### Task details:
For the data that follows, report how many lines contain the word "xlabel", and nothing else.

### Given data:
* BEGIN *

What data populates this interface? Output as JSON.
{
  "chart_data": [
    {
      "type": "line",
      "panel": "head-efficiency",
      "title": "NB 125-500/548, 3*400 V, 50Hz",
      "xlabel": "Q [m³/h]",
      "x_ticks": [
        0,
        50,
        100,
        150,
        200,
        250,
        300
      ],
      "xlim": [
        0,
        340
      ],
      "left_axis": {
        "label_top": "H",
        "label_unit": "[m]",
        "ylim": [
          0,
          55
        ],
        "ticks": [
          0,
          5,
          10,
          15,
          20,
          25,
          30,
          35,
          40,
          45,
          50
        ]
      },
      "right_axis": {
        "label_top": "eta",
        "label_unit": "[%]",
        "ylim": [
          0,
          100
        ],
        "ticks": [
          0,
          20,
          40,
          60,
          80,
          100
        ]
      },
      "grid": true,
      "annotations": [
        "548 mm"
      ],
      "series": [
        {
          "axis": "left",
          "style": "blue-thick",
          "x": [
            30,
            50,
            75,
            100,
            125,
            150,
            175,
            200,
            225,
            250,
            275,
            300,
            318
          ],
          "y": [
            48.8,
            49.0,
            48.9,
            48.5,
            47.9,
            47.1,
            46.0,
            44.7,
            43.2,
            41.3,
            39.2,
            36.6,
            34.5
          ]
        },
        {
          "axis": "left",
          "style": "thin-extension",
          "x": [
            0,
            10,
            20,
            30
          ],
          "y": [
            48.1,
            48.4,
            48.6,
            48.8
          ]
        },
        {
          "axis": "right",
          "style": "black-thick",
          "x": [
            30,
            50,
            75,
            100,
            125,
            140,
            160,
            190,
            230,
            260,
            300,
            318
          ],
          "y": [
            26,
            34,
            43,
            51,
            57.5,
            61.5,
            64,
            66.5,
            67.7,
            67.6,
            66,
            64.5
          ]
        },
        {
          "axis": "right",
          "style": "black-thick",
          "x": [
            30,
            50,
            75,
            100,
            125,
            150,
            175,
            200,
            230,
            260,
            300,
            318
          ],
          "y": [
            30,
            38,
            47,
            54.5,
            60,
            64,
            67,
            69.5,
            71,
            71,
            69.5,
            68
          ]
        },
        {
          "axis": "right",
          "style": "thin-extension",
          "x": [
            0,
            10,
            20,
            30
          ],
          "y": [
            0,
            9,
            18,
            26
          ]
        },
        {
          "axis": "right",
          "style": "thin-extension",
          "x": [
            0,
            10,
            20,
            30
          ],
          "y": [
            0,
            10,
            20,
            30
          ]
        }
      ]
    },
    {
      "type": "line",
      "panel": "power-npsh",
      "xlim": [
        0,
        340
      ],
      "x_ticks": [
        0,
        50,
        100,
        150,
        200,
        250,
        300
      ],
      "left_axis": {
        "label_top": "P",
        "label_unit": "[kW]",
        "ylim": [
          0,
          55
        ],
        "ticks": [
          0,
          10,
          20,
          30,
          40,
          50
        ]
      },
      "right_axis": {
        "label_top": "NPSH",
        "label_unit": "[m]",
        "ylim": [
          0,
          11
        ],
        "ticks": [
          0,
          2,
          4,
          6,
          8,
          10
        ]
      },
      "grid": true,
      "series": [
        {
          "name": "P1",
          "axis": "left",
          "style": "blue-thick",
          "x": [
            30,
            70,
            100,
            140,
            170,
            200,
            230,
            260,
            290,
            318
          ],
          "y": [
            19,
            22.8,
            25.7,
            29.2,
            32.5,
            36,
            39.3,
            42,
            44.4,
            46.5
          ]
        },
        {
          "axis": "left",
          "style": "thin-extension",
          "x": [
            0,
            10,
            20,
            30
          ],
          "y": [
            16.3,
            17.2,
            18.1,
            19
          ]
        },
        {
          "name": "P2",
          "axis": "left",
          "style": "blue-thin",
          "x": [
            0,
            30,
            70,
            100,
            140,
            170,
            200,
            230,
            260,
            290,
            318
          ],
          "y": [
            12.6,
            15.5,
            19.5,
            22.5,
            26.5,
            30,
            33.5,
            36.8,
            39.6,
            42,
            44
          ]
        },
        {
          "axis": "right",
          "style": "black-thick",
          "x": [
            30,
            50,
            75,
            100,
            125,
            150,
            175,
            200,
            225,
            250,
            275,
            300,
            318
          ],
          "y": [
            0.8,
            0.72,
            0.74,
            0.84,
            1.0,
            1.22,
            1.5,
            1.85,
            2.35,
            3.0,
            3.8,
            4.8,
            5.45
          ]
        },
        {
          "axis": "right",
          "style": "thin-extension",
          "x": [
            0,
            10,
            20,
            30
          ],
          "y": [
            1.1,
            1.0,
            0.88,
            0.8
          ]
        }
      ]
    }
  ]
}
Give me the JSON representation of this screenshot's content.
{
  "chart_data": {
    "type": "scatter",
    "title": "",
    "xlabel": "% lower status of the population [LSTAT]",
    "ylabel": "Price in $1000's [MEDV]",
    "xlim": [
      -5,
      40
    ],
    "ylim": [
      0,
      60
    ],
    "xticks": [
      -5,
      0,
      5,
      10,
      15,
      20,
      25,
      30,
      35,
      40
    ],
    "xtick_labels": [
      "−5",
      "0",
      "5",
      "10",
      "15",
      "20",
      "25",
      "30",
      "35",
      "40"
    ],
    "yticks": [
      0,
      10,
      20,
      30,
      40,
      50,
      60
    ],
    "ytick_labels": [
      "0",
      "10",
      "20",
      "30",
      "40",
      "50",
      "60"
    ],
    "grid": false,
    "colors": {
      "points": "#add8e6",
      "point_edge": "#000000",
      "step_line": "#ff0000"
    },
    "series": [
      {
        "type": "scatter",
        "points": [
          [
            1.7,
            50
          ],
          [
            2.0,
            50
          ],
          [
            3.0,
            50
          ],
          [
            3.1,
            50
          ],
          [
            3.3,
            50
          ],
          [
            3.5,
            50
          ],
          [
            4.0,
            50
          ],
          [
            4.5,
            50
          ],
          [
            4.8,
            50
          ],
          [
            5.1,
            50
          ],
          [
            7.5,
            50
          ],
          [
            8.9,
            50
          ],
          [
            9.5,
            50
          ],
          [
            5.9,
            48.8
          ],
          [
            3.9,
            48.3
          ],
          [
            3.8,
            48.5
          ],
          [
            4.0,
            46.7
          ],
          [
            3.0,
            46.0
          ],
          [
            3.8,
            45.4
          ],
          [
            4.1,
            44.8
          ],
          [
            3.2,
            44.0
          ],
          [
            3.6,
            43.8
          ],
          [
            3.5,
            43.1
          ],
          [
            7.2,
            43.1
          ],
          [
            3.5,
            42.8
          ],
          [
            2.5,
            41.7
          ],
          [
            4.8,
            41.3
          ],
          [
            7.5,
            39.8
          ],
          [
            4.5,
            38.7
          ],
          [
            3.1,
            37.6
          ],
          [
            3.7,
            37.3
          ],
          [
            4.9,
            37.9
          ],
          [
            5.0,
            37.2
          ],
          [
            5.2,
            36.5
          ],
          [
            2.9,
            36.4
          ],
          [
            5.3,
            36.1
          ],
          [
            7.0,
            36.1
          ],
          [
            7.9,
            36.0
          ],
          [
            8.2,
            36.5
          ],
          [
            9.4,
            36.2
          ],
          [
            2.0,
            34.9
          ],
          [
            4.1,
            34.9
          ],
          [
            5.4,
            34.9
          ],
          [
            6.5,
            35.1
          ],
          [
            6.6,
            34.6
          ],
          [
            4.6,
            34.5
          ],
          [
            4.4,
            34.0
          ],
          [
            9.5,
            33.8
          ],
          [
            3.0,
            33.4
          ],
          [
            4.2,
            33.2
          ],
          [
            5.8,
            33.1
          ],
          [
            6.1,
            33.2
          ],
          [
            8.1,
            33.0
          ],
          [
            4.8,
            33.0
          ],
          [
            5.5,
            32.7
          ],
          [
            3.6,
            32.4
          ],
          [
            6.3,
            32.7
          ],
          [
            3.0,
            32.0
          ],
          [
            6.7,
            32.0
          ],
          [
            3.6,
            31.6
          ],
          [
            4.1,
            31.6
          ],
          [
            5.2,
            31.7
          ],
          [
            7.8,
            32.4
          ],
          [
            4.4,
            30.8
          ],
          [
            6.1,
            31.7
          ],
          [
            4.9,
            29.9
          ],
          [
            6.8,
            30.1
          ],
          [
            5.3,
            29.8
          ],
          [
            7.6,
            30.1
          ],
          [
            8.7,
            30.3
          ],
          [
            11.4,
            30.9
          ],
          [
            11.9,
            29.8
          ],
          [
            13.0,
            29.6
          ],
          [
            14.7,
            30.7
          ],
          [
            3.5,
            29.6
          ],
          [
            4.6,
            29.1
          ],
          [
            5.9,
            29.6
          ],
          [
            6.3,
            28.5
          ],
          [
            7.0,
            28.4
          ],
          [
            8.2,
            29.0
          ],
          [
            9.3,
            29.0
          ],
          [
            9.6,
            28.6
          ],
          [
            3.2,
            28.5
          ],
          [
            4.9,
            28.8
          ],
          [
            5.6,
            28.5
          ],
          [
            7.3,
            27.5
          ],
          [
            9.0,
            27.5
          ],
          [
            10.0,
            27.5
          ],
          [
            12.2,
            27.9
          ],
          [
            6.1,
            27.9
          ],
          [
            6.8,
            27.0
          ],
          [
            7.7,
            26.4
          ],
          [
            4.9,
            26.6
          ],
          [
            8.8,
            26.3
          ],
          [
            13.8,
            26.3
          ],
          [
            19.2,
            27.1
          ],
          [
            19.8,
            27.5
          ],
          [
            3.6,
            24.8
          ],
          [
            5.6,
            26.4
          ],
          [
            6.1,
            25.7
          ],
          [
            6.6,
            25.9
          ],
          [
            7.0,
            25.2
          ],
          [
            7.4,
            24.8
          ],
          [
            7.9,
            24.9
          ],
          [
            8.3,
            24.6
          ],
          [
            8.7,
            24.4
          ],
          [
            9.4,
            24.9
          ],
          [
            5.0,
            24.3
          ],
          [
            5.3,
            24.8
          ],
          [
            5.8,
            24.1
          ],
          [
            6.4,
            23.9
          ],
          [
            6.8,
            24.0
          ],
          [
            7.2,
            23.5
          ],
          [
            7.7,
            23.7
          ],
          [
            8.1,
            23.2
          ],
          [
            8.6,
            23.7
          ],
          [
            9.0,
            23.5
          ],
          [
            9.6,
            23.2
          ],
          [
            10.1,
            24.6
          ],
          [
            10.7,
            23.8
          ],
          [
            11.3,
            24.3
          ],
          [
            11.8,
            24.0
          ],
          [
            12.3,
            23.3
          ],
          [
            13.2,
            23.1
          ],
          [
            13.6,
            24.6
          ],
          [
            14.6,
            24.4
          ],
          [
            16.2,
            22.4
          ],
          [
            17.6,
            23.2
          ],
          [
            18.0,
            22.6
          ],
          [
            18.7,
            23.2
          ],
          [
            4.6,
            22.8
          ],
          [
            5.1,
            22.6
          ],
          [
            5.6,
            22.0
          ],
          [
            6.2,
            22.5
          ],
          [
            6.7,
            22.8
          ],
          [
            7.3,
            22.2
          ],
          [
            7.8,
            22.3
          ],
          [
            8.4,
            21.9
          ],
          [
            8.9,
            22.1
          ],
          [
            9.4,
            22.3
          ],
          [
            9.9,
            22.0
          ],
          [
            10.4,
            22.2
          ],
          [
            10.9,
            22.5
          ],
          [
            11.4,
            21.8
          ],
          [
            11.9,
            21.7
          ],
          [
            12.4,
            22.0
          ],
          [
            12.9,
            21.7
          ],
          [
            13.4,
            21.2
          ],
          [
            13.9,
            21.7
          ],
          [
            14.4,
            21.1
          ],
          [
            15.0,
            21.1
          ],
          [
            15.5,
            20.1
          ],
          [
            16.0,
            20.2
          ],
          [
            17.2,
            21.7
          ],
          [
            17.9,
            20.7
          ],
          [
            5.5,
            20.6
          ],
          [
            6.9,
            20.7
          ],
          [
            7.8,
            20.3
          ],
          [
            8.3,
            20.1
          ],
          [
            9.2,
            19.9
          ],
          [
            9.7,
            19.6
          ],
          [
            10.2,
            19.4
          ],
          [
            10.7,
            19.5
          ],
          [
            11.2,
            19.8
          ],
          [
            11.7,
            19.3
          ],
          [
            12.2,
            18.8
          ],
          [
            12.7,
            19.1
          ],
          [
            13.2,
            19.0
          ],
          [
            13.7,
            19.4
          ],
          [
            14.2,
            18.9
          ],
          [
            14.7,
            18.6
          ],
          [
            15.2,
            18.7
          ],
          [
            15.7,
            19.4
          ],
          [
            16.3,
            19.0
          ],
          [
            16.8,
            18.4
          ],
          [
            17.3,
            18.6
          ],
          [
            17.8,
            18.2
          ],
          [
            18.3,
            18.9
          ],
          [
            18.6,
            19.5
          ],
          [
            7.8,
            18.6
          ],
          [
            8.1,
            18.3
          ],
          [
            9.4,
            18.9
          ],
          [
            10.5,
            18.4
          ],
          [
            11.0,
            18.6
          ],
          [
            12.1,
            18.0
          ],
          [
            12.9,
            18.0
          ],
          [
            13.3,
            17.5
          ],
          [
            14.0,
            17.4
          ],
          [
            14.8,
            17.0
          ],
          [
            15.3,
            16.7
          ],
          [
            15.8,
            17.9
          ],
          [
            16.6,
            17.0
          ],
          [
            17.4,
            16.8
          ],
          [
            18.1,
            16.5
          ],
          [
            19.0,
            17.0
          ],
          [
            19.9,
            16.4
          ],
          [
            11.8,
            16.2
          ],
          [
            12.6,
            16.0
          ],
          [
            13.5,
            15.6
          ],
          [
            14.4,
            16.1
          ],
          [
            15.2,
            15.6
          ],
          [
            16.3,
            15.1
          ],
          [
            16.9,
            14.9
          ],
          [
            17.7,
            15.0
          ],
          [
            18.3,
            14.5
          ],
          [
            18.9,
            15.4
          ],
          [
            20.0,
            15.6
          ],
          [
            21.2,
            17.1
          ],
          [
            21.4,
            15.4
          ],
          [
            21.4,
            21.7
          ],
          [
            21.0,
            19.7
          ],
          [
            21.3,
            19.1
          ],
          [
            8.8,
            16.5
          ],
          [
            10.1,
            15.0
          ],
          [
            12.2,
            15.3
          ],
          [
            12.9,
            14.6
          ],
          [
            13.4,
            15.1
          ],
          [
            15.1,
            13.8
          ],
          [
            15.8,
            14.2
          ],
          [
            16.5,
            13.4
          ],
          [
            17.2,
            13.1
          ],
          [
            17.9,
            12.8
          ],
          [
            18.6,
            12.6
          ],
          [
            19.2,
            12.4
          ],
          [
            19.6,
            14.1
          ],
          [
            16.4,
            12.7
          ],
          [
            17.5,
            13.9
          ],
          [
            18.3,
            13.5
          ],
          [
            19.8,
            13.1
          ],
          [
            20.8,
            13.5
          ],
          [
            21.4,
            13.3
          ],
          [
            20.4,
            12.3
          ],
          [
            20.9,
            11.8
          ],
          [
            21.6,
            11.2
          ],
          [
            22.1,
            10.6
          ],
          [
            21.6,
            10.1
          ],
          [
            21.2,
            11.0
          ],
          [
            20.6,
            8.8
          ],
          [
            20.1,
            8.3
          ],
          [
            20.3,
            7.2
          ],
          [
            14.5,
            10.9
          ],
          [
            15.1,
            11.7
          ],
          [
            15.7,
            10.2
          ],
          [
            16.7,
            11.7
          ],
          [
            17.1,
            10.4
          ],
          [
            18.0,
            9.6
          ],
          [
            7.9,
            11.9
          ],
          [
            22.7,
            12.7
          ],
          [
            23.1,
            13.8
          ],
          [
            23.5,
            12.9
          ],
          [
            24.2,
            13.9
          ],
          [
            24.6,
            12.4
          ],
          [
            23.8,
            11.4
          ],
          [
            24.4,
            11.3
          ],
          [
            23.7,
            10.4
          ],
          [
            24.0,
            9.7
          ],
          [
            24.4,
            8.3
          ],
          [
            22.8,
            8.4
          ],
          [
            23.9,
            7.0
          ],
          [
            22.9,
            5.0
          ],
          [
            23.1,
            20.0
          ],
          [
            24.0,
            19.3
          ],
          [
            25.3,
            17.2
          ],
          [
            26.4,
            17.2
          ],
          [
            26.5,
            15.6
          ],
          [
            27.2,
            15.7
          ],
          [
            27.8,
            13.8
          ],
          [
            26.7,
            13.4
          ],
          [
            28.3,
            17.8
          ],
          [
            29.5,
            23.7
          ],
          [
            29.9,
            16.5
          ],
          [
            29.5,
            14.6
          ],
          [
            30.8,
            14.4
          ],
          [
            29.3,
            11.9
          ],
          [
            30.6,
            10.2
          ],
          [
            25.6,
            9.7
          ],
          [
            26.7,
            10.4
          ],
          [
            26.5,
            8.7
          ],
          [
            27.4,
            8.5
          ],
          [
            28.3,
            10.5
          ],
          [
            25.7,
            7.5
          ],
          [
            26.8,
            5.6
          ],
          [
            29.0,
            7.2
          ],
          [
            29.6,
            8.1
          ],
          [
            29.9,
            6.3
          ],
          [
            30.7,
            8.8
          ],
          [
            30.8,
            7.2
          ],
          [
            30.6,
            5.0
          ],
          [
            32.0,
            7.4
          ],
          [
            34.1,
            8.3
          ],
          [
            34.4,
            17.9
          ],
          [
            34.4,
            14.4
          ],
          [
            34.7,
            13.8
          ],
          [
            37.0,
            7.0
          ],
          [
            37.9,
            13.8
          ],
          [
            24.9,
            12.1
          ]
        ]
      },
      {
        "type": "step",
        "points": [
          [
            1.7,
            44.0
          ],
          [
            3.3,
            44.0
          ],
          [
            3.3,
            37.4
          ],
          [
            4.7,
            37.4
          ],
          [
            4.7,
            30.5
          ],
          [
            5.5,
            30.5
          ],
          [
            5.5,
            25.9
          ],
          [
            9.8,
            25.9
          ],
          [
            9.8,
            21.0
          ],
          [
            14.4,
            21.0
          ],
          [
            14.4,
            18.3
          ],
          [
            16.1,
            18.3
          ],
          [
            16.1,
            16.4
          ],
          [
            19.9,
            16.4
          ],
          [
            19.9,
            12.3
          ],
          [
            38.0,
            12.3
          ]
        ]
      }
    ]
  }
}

* END *

### Result below:
2